• To be done:
Sift the material for lines containing "Cretaceous", and return them.

• Supplied entries:
────────

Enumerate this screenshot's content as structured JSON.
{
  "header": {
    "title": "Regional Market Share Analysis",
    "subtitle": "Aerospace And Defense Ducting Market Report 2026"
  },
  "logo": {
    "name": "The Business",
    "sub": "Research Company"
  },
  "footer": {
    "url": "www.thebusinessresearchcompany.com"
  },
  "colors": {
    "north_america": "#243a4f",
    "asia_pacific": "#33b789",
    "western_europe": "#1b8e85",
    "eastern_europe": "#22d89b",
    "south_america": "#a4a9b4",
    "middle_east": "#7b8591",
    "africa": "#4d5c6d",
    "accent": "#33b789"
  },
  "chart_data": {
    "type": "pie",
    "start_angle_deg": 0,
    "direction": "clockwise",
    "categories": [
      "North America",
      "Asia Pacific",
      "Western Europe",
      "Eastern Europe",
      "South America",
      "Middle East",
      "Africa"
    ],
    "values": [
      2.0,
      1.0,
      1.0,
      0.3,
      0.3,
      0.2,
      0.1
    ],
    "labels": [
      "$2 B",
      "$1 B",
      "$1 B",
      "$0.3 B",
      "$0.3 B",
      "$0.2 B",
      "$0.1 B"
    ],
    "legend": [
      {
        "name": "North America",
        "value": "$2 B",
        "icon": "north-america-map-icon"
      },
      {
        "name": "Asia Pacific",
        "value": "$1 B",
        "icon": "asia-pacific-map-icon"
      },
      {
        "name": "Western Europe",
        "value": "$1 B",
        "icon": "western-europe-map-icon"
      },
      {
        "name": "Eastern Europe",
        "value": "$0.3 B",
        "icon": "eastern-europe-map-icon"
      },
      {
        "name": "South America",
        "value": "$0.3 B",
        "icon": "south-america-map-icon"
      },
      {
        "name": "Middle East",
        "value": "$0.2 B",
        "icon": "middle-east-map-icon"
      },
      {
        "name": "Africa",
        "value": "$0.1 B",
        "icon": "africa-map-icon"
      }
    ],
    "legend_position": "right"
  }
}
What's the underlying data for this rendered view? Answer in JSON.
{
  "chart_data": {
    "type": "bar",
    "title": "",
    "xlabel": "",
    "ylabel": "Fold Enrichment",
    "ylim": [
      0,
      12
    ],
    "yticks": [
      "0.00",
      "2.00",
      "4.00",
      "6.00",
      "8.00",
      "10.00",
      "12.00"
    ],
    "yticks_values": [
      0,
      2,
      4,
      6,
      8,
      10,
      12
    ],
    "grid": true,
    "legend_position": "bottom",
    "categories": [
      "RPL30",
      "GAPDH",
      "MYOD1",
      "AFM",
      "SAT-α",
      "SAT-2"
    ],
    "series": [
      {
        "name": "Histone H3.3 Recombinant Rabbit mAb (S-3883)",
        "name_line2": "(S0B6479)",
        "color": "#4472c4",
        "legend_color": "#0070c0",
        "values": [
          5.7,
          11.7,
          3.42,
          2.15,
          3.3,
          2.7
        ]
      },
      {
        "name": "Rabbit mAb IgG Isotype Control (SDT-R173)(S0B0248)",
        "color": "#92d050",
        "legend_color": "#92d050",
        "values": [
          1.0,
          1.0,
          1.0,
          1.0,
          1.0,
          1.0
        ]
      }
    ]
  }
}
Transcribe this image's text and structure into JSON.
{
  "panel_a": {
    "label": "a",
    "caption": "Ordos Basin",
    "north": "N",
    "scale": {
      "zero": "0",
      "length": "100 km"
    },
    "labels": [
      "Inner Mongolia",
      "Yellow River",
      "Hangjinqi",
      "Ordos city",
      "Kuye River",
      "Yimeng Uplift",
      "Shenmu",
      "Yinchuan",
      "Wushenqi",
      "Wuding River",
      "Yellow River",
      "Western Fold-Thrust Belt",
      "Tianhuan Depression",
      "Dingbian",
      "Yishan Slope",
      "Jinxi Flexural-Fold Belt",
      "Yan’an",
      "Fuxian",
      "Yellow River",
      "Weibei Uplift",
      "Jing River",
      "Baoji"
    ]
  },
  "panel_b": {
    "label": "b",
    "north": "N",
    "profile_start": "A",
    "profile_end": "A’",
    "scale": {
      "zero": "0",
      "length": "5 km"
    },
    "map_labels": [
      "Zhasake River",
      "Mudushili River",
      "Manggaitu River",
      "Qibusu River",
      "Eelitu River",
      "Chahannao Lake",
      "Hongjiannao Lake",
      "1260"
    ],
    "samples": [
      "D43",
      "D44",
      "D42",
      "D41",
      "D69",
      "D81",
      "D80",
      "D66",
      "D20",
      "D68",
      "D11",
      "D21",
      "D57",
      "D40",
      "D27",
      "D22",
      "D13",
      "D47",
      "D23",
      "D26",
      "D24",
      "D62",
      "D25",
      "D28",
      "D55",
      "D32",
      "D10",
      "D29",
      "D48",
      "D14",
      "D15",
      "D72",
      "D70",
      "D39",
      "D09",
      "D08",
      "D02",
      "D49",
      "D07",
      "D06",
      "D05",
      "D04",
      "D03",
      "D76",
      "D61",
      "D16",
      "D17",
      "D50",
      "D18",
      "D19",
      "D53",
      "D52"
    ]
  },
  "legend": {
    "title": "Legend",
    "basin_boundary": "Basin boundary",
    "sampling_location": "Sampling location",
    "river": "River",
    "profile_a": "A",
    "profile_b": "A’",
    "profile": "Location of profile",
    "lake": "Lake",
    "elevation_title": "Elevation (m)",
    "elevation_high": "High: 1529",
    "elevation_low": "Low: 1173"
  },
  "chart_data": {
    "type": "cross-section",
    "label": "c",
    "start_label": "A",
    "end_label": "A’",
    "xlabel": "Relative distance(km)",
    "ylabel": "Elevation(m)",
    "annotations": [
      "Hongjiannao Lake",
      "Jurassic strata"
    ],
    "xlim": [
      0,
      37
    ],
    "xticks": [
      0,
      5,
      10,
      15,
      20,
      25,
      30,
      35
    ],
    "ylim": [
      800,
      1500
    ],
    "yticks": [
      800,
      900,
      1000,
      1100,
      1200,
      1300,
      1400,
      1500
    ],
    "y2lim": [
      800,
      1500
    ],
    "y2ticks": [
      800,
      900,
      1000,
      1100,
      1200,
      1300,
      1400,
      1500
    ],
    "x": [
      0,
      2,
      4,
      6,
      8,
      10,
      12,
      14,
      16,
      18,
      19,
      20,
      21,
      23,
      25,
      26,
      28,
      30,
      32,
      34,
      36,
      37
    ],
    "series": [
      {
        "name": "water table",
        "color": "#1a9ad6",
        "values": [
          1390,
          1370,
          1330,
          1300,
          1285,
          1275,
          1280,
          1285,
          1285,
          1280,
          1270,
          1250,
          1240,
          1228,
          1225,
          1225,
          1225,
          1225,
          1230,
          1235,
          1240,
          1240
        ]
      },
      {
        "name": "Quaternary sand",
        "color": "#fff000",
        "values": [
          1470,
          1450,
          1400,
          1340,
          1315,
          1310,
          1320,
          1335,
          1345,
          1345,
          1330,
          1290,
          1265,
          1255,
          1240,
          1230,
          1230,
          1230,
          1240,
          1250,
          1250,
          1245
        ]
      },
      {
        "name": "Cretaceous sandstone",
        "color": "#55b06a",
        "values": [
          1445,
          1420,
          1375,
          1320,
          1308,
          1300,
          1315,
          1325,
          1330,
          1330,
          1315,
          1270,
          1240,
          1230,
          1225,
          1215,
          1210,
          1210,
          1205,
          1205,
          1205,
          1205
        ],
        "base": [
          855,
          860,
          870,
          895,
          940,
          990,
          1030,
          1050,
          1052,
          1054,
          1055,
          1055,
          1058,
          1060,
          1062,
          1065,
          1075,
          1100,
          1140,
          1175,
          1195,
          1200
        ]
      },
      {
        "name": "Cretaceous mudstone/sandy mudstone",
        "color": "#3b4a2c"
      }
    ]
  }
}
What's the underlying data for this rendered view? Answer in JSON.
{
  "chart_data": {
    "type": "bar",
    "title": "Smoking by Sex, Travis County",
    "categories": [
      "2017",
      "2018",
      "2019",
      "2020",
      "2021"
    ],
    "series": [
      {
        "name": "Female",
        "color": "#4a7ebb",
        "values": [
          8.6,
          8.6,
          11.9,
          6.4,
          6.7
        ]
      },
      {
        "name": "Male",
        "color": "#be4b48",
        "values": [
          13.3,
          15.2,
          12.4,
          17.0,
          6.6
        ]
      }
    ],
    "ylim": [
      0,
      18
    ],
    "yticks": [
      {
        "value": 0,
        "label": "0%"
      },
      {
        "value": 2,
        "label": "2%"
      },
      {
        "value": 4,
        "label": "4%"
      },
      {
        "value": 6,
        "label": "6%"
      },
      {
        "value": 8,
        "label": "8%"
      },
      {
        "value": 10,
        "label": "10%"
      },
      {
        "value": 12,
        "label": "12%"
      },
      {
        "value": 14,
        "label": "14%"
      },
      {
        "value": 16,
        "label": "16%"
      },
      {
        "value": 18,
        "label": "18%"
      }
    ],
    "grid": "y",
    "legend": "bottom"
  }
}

────────

• Answer for this exercise:
        "name": "Cretaceous sandstone",
        "name": "Cretaceous mudstone/sandy mudstone",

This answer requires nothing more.